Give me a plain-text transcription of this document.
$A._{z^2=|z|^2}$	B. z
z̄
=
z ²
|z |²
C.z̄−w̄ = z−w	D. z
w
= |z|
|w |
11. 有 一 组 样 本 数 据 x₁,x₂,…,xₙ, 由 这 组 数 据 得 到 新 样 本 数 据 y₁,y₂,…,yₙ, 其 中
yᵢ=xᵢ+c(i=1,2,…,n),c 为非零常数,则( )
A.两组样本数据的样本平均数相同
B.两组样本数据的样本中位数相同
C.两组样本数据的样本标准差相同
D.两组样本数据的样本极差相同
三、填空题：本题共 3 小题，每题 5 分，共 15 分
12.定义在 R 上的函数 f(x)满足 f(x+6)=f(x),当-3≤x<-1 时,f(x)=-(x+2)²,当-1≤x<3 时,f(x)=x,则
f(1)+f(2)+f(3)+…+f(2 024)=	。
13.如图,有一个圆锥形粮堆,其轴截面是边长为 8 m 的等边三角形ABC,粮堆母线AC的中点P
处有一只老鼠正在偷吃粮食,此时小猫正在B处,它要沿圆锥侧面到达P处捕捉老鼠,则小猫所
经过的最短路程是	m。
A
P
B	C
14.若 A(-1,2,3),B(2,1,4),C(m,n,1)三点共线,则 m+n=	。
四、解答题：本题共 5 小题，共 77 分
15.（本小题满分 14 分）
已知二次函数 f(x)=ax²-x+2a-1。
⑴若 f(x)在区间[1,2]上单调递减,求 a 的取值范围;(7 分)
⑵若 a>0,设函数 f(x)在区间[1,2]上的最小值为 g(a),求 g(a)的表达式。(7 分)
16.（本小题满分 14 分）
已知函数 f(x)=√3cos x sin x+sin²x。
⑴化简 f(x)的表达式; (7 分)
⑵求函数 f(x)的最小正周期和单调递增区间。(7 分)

* **Stated task**
Retype every entry word for word.

* **Solution for this task**
Give me a plain-text transcription of this document.
$A._{z^2=|z|^2}$	B. z
z̄
=
z ²
|z |²
C.z̄−w̄ = z−w	D. z
w
= |z|
|w |
11. 有 一 组 样 本 数 据 x₁,x₂,…,xₙ, 由 这 组 数 据 得 到 新 样 本 数 据 y₁,y₂,…,yₙ, 其 中
yᵢ=xᵢ+c(i=1,2,…,n),c 为非零常数,则( )
A.两组样本数据的样本平均数相同
B.两组样本数据的样本中位数相同
C.两组样本数据的样本标准差相同
D.两组样本数据的样本极差相同
三、填空题：本题共 3 小题，每题 5 分，共 15 分
12.定义在 R 上的函数 f(x)满足 f(x+6)=f(x),当-3≤x<-1 时,f(x)=-(x+2)²,当-1≤x<3 时,f(x)=x,则
f(1)+f(2)+f(3)+…+f(2 024)=	。
13.如图,有一个圆锥形粮堆,其轴截面是边长为 8 m 的等边三角形ABC,粮堆母线AC的中点P
处有一只老鼠正在偷吃粮食,此时小猫正在B处,它要沿圆锥侧面到达P处捕捉老鼠,则小猫所
经过的最短路程是	m。
A
P
B	C
14.若 A(-1,2,3),B(2,1,4),C(m,n,1)三点共线,则 m+n=	。
四、解答题：本题共 5 小题，共 77 分
15.（本小题满分 14 分）
已知二次函数 f(x)=ax²-x+2a-1。
⑴若 f(x)在区间[1,2]上单调递减,求 a 的取值范围;(7 分)
⑵若 a>0,设函数 f(x)在区间[1,2]上的最小值为 g(a),求 g(a)的表达式。(7 分)
16.（本小题满分 14 分）
已知函数 f(x)=√3cos x sin x+sin²x。
⑴化简 f(x)的表达式; (7 分)
⑵求函数 f(x)的最小正周期和单调递增区间。(7 分)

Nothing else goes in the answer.